* CHALLENGE *
Without the pictures, output the records below word for word.

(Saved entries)
========================

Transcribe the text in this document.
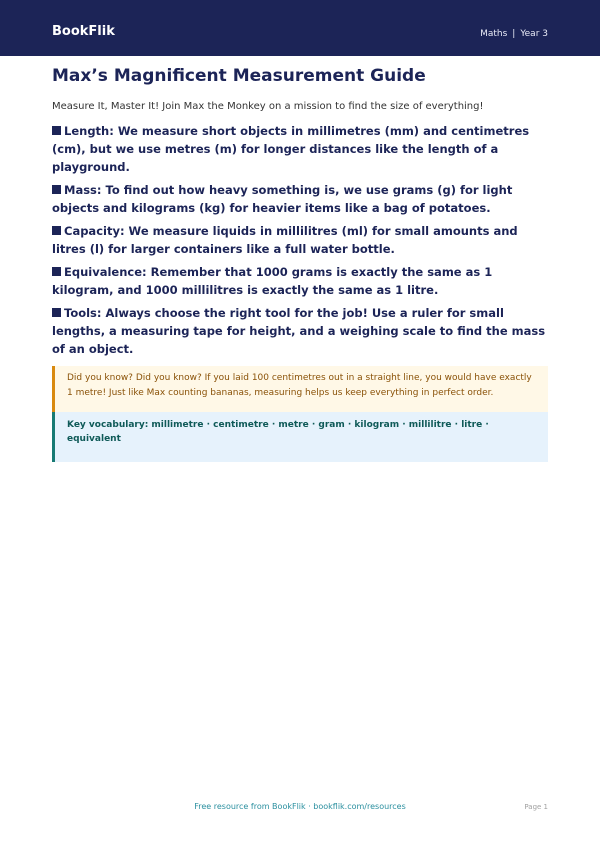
BookFlik	Maths | Year 3
Max’s Magnificent Measurement Guide

Measure It, Master It! Join Max the Monkey on a mission to find the size of everything!

Length: We measure short objects in millimetres (mm) and centimetres (cm), but we use metres (m) for longer distances like the length of a playground.
Mass: To find out how heavy something is, we use grams (g) for light objects and kilograms (kg) for heavier items like a bag of potatoes.
Capacity: We measure liquids in millilitres (ml) for small amounts and litres (l) for larger containers like a full water bottle.
Equivalence: Remember that 1000 grams is exactly the same as 1 kilogram, and 1000 millilitres is exactly the same as 1 litre.
Tools: Always choose the right tool for the job! Use a ruler for small lengths, a measuring tape for height, and a weighing scale to find the mass of an object.
Did you know? Did you know? If you laid 100 centimetres out in a straight line, you would have exactly 1 metre! Just like Max counting bananas, measuring helps us keep everything in perfect order.
Key vocabulary: millimetre · centimetre · metre · gram · kilogram · millilitre · litre · equivalent
Free resource from BookFlik · bookflik.com/resources	Page 1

========================

* ANSWER *
Transcribe the text in this document.
BookFlik	Maths | Year 3
Max’s Magnificent Measurement Guide

Measure It, Master It! Join Max the Monkey on a mission to find the size of everything!

Length: We measure short objects in millimetres (mm) and centimetres (cm), but we use metres (m) for longer distances like the length of a playground.
Mass: To find out how heavy something is, we use grams (g) for light objects and kilograms (kg) for heavier items like a bag of potatoes.
Capacity: We measure liquids in millilitres (ml) for small amounts and litres (l) for larger containers like a full water bottle.
Equivalence: Remember that 1000 grams is exactly the same as 1 kilogram, and 1000 millilitres is exactly the same as 1 litre.
Tools: Always choose the right tool for the job! Use a ruler for small lengths, a measuring tape for height, and a weighing scale to find the mass of an object.
Did you know? Did you know? If you laid 100 centimetres out in a straight line, you would have exactly 1 metre! Just like Max counting bananas, measuring helps us keep everything in perfect order.
Key vocabulary: millimetre · centimetre · metre · gram · kilogram · millilitre · litre · equivalent
Free resource from BookFlik · bookflik.com/resources	Page 1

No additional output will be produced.